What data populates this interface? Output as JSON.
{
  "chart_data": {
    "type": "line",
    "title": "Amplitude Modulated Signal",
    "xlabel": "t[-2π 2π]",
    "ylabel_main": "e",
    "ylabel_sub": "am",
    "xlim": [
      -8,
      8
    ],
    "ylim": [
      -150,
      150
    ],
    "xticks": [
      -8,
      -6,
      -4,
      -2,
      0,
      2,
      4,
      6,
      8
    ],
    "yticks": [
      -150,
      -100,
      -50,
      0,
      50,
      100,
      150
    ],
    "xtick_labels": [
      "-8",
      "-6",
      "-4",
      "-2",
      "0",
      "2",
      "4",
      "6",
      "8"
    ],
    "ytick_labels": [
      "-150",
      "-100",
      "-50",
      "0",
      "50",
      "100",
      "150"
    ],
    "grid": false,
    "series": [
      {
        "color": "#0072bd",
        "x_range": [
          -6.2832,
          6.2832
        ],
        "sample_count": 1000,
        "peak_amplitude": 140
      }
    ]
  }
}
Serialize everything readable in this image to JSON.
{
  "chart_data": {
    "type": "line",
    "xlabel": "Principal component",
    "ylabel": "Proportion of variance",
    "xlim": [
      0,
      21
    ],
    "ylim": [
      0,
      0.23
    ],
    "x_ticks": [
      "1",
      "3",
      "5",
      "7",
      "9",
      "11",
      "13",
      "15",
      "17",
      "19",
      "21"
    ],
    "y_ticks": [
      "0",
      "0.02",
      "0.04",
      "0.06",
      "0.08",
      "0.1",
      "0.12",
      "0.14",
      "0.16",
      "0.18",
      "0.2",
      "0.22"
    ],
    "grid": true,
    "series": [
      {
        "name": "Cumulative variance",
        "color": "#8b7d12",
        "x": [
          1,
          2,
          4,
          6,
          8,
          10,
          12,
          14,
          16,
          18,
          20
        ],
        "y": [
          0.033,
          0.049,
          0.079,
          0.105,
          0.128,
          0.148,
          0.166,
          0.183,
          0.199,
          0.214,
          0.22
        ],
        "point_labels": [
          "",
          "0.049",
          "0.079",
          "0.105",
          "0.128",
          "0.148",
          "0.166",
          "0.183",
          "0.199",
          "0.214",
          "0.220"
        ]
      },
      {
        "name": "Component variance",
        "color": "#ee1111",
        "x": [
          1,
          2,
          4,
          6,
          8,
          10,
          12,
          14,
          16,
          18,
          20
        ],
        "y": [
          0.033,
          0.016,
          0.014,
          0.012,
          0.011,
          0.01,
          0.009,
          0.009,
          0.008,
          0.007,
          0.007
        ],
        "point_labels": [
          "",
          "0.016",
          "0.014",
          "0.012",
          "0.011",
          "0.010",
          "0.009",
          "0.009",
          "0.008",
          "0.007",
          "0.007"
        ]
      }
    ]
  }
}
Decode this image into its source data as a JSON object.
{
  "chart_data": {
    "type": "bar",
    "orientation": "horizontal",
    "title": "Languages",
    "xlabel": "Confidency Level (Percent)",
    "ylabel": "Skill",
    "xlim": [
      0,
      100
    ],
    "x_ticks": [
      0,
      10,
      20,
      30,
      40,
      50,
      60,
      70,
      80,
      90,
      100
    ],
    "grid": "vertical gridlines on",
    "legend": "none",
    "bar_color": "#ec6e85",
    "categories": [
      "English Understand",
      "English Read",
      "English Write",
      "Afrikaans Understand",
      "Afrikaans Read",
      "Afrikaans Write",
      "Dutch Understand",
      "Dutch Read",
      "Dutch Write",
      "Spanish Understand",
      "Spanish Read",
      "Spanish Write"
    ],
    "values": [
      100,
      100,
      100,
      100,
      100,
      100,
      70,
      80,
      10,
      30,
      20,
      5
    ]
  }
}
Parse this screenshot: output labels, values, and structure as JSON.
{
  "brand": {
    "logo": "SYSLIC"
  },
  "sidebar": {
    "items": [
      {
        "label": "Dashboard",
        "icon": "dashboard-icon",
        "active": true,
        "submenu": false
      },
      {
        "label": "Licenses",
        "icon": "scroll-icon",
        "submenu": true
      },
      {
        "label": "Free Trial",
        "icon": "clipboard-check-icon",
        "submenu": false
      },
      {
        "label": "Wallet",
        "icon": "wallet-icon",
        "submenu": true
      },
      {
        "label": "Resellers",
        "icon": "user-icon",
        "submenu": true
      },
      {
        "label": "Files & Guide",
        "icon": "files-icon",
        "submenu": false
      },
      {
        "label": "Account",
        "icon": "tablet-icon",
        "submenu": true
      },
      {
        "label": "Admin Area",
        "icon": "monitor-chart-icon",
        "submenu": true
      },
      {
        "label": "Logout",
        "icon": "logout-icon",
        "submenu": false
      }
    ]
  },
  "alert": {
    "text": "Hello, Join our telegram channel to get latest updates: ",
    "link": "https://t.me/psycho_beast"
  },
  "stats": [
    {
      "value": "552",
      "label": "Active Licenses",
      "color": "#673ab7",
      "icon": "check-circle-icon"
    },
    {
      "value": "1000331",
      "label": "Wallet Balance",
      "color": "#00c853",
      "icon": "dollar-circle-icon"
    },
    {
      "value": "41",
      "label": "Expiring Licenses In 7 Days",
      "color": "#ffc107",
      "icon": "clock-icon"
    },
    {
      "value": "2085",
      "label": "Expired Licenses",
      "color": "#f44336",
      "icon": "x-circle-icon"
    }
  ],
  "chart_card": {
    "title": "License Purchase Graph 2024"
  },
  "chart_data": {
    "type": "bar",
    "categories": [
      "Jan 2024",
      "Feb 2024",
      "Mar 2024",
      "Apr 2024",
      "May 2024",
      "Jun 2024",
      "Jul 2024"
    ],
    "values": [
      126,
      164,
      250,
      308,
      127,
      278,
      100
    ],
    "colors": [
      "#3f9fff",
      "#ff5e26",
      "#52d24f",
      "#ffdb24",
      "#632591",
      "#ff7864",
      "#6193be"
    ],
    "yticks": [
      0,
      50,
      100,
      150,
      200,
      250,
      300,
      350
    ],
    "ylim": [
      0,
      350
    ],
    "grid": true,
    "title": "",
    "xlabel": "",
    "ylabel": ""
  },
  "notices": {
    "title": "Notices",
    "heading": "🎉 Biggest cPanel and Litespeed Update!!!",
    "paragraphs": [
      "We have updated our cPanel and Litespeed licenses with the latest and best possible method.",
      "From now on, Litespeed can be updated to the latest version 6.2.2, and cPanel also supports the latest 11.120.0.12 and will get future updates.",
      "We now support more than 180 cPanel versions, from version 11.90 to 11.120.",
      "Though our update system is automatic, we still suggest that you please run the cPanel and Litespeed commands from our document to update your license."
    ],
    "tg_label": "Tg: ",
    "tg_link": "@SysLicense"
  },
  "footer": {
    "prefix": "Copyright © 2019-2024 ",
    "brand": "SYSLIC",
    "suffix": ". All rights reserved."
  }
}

- **Written task**
Copy each line above containing the string "updated".

- **Correct result**
      "We have updated our cPanel and Litespeed licenses with the latest and best possible method.",
      "From now on, Litespeed can be updated to the latest version 6.2.2, and cPanel also supports the latest 11.120.0.12 and will get future updates.",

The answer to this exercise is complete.